__REQUIREMENTS__
Each line that follows is to be retyped exactly.

__TASK INPUTS__

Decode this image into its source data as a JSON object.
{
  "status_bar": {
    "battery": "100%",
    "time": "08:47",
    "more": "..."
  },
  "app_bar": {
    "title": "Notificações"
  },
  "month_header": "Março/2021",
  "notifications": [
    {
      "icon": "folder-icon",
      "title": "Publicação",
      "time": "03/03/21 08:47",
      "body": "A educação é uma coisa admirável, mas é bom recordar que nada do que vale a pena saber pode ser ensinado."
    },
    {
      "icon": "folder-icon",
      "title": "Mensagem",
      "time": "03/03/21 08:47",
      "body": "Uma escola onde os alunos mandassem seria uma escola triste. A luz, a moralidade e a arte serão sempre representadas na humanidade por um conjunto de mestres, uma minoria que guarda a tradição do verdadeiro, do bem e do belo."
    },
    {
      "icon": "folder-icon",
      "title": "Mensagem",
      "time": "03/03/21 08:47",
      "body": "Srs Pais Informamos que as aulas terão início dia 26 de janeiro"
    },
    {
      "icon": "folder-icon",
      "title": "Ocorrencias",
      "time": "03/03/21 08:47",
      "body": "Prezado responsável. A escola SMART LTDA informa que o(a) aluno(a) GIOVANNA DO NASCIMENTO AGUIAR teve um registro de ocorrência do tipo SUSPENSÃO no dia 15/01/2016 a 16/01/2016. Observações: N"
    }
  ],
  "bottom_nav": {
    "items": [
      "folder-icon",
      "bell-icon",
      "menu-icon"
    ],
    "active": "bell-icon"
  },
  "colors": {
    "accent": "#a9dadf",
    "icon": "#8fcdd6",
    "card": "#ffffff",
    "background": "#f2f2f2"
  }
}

__TASK RESPONSE__
Decode this image into its source data as a JSON object.
{
  "status_bar": {
    "battery": "100%",
    "time": "08:47",
    "more": "..."
  },
  "app_bar": {
    "title": "Notificações"
  },
  "month_header": "Março/2021",
  "notifications": [
    {
      "icon": "folder-icon",
      "title": "Publicação",
      "time": "03/03/21 08:47",
      "body": "A educação é uma coisa admirável, mas é bom recordar que nada do que vale a pena saber pode ser ensinado."
    },
    {
      "icon": "folder-icon",
      "title": "Mensagem",
      "time": "03/03/21 08:47",
      "body": "Uma escola onde os alunos mandassem seria uma escola triste. A luz, a moralidade e a arte serão sempre representadas na humanidade por um conjunto de mestres, uma minoria que guarda a tradição do verdadeiro, do bem e do belo."
    },
    {
      "icon": "folder-icon",
      "title": "Mensagem",
      "time": "03/03/21 08:47",
      "body": "Srs Pais Informamos que as aulas terão início dia 26 de janeiro"
    },
    {
      "icon": "folder-icon",
      "title": "Ocorrencias",
      "time": "03/03/21 08:47",
      "body": "Prezado responsável. A escola SMART LTDA informa que o(a) aluno(a) GIOVANNA DO NASCIMENTO AGUIAR teve um registro de ocorrência do tipo SUSPENSÃO no dia 15/01/2016 a 16/01/2016. Observações: N"
    }
  ],
  "bottom_nav": {
    "items": [
      "folder-icon",
      "bell-icon",
      "menu-icon"
    ],
    "active": "bell-icon"
  },
  "colors": {
    "accent": "#a9dadf",
    "icon": "#8fcdd6",
    "card": "#ffffff",
    "background": "#f2f2f2"
  }
}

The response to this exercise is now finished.